**TO DO:**
Every record below should be printed exactly as given.

(Extracted data entries)
-- START --
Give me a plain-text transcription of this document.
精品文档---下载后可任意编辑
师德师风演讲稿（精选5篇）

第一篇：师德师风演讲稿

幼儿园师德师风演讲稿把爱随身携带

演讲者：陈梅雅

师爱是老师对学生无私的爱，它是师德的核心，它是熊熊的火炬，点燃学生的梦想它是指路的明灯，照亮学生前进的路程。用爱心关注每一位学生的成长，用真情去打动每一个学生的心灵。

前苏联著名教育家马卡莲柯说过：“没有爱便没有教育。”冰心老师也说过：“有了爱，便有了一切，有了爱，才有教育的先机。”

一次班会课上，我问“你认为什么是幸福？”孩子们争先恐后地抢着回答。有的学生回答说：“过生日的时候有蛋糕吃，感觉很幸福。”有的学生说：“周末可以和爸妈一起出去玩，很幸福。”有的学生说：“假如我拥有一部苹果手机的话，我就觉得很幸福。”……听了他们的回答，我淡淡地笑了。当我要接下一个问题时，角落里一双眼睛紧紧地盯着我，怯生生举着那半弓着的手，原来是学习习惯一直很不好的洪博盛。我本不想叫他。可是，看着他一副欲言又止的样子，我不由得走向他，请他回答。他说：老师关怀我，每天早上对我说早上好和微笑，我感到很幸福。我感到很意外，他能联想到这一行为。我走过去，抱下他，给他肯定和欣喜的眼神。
-- END --
**SOLUTION:**
Give me a plain-text transcription of this document.
精品文档---下载后可任意编辑
师德师风演讲稿（精选5篇）

第一篇：师德师风演讲稿

幼儿园师德师风演讲稿把爱随身携带

演讲者：陈梅雅

师爱是老师对学生无私的爱，它是师德的核心，它是熊熊的火炬，点燃学生的梦想它是指路的明灯，照亮学生前进的路程。用爱心关注每一位学生的成长，用真情去打动每一个学生的心灵。

前苏联著名教育家马卡莲柯说过：“没有爱便没有教育。”冰心老师也说过：“有了爱，便有了一切，有了爱，才有教育的先机。”

一次班会课上，我问“你认为什么是幸福？”孩子们争先恐后地抢着回答。有的学生回答说：“过生日的时候有蛋糕吃，感觉很幸福。”有的学生说：“周末可以和爸妈一起出去玩，很幸福。”有的学生说：“假如我拥有一部苹果手机的话，我就觉得很幸福。”……听了他们的回答，我淡淡地笑了。当我要接下一个问题时，角落里一双眼睛紧紧地盯着我，怯生生举着那半弓着的手，原来是学习习惯一直很不好的洪博盛。我本不想叫他。可是，看着他一副欲言又止的样子，我不由得走向他，请他回答。他说：老师关怀我，每天早上对我说早上好和微笑，我感到很幸福。我感到很意外，他能联想到这一行为。我走过去，抱下他，给他肯定和欣喜的眼神。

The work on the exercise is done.